Where a line holds "置热锅中翻动", copy it.
-------- SUPPLIED ENTRIES
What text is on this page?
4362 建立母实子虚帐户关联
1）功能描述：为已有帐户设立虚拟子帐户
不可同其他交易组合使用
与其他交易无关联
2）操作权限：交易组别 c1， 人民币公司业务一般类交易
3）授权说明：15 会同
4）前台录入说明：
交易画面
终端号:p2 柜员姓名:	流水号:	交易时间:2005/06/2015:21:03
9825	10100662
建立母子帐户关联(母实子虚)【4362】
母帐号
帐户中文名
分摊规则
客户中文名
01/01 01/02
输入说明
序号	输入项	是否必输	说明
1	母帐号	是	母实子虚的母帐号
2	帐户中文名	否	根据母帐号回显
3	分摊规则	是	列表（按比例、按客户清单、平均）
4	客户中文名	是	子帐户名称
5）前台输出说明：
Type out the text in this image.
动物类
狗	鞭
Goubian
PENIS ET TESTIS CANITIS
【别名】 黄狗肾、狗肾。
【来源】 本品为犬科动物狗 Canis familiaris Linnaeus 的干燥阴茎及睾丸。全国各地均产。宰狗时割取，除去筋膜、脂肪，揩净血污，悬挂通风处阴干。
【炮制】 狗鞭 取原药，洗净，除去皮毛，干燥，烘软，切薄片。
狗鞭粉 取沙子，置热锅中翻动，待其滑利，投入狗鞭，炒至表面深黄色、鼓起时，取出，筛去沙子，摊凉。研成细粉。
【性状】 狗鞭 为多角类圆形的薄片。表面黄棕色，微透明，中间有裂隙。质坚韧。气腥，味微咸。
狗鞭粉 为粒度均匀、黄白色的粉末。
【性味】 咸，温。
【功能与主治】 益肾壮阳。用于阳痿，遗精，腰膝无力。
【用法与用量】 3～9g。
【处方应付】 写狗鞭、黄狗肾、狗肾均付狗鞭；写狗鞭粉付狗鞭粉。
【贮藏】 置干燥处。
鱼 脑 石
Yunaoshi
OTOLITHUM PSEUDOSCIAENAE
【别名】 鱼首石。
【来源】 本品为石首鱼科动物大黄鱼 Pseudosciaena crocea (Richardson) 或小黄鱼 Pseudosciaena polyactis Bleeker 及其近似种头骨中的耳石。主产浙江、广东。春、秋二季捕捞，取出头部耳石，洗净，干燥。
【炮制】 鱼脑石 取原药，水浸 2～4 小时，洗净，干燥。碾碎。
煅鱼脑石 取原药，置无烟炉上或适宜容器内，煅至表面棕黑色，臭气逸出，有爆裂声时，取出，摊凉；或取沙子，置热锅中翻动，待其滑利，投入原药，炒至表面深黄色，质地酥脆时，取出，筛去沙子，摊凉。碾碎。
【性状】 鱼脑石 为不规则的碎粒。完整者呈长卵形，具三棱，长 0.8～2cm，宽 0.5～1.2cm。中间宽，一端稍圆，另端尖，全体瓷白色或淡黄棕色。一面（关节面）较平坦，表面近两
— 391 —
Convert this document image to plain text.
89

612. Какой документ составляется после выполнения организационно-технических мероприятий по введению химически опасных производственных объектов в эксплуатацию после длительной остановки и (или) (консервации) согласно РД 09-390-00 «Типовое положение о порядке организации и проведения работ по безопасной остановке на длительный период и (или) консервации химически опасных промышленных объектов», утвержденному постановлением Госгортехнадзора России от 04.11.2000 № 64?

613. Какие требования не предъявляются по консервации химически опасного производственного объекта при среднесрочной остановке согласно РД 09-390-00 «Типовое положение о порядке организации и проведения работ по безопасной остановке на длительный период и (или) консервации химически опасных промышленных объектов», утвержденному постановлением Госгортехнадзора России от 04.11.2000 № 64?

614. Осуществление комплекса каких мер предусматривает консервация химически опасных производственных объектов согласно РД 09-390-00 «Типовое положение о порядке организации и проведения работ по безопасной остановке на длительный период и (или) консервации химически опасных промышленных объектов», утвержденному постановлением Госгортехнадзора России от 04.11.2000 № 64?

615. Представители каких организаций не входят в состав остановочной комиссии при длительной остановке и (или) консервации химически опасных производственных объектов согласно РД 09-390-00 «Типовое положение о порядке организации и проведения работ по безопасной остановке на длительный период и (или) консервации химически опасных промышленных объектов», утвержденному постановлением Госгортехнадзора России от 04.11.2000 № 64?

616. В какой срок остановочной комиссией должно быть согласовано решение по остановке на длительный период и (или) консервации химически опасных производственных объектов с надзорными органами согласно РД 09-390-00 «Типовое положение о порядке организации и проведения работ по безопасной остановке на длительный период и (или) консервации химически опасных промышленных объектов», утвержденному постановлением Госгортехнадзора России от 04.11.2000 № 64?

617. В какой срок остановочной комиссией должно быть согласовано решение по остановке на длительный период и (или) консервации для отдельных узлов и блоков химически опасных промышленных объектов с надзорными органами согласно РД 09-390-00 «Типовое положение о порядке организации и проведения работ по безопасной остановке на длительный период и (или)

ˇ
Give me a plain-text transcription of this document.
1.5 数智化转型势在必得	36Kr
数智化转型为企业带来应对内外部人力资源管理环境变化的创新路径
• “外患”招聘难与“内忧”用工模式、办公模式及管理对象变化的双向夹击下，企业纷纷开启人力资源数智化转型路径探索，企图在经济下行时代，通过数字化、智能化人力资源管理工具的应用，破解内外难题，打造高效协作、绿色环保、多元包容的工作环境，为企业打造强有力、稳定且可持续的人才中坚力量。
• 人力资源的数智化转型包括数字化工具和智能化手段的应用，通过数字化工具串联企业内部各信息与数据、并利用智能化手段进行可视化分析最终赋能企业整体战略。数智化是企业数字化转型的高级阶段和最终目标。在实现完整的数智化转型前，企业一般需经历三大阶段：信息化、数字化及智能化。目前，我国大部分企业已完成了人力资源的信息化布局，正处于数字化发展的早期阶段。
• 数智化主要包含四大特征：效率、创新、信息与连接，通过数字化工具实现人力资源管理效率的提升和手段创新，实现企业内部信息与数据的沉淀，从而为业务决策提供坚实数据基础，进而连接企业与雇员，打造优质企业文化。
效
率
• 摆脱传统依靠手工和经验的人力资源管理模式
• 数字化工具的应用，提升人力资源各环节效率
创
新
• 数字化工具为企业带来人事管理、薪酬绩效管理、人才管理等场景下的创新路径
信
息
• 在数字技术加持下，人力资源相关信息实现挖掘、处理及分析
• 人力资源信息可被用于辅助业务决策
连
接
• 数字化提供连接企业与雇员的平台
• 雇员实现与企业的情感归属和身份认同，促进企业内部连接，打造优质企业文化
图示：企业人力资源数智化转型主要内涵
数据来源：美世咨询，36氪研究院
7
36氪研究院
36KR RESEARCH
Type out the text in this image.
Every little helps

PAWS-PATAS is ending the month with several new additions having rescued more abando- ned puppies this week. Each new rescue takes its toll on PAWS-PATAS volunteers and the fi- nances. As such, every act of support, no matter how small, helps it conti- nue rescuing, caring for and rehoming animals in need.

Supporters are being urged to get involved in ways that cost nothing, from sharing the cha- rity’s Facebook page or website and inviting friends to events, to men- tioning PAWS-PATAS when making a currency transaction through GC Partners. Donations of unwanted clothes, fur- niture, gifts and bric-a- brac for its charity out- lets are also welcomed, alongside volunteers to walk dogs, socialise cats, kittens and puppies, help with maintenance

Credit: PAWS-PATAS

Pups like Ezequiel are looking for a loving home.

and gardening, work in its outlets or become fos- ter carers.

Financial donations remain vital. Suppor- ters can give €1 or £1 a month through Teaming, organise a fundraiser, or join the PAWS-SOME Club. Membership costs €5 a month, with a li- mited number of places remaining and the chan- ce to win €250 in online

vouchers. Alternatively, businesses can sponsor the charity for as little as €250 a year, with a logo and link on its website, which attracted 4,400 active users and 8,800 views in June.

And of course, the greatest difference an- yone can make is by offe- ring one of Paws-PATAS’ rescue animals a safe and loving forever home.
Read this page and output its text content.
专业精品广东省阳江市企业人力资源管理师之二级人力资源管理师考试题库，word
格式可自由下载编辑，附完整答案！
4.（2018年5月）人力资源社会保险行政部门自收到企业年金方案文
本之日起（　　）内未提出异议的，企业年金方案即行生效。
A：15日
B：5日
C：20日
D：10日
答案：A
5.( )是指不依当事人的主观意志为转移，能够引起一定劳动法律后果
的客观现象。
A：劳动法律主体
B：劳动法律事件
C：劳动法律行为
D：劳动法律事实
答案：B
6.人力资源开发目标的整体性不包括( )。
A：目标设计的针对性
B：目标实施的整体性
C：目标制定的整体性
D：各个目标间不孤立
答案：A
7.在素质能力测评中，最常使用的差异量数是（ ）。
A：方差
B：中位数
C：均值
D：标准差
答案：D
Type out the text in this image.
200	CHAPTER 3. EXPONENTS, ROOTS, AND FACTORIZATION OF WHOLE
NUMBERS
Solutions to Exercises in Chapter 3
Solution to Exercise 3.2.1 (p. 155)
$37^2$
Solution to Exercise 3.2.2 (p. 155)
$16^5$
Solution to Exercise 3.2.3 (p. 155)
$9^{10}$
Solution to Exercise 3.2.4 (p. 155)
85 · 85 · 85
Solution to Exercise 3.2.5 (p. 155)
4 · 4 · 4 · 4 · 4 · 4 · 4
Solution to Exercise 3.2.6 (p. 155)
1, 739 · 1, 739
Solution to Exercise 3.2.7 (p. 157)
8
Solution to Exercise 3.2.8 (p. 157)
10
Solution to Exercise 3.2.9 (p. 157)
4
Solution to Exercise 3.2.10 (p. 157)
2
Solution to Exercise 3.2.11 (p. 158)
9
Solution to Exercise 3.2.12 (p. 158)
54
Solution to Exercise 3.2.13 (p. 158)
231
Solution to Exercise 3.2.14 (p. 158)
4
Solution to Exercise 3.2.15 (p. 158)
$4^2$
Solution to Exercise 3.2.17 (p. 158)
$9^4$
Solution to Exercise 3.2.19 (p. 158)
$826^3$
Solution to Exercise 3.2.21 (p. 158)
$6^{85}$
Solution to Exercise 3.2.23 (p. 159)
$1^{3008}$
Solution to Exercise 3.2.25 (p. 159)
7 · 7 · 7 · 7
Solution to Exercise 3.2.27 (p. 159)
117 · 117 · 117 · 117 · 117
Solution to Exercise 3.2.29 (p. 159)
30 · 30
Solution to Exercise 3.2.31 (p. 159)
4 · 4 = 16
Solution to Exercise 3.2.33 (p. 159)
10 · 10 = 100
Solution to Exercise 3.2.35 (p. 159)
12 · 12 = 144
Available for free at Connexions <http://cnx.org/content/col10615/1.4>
----------------
## WRITTEN SOLUTION
狗鞭粉 取沙子，置热锅中翻动，待其滑利，投入狗鞭，炒至表面深黄色、鼓起时，取出，筛去沙子，摊凉。研成细粉。
煅鱼脑石 取原药，置无烟炉上或适宜容器内，煅至表面棕黑色，臭气逸出，有爆裂声时，取出，摊凉；或取沙子，置热锅中翻动，待其滑利，投入原药，炒至表面深黄色，质地酥脆时，取出，筛去沙子，摊凉。碾碎。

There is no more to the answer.